---------- Material to process
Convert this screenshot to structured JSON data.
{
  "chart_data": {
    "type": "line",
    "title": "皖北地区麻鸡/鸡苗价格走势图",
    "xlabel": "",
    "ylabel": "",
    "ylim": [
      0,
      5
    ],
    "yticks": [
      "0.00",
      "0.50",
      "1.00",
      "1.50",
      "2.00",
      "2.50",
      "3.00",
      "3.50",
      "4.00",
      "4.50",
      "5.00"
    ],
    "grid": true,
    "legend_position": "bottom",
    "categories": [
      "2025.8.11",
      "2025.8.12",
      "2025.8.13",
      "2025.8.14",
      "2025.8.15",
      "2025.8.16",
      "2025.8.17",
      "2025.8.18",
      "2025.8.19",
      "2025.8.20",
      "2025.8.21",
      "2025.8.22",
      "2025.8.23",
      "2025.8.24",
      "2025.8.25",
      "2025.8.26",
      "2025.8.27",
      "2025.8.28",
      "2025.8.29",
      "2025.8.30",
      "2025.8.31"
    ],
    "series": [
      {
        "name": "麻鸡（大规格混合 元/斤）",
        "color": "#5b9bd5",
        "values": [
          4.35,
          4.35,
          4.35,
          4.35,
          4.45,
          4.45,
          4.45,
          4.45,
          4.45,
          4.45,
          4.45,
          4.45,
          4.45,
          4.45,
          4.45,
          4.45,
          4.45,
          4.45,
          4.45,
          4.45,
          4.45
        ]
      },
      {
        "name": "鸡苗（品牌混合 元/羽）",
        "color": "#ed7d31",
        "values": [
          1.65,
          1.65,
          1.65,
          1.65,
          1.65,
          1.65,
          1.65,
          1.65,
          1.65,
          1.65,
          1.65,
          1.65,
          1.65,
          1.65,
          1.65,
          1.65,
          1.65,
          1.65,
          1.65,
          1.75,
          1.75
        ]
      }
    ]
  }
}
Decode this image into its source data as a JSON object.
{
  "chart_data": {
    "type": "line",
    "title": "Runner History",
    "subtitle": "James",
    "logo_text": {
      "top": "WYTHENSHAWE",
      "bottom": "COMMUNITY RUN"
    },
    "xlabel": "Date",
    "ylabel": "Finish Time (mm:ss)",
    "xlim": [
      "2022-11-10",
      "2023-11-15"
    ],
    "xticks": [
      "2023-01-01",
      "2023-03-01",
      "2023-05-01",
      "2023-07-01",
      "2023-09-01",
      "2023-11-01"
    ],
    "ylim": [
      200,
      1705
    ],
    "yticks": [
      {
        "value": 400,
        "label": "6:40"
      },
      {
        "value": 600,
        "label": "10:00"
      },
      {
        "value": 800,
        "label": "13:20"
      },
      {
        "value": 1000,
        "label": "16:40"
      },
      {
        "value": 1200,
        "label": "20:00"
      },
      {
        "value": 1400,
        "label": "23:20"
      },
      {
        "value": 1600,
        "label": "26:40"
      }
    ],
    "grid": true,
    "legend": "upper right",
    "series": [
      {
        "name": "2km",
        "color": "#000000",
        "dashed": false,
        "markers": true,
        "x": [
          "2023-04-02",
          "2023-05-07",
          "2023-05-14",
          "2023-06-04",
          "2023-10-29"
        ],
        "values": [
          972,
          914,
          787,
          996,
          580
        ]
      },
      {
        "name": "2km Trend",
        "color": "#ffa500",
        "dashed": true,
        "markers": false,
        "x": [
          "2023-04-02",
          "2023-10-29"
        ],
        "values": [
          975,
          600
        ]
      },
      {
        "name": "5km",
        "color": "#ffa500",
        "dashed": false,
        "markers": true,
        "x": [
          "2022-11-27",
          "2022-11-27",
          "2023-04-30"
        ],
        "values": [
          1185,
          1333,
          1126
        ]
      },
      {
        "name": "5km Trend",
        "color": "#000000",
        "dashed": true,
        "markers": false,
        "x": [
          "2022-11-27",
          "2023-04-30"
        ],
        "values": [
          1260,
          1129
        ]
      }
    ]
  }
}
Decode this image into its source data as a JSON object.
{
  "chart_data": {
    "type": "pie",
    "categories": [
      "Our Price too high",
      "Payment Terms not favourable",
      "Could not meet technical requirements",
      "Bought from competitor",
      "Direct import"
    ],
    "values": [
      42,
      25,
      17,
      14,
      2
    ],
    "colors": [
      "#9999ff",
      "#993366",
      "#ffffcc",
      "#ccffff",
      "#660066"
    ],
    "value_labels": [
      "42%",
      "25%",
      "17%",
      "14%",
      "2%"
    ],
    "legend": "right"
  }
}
--------------------
* [What to do] Search the entries for the word "bottom" and gather every line where it appears.

* [Answer for the task]
    "legend_position": "bottom",
      "bottom": "COMMUNITY RUN"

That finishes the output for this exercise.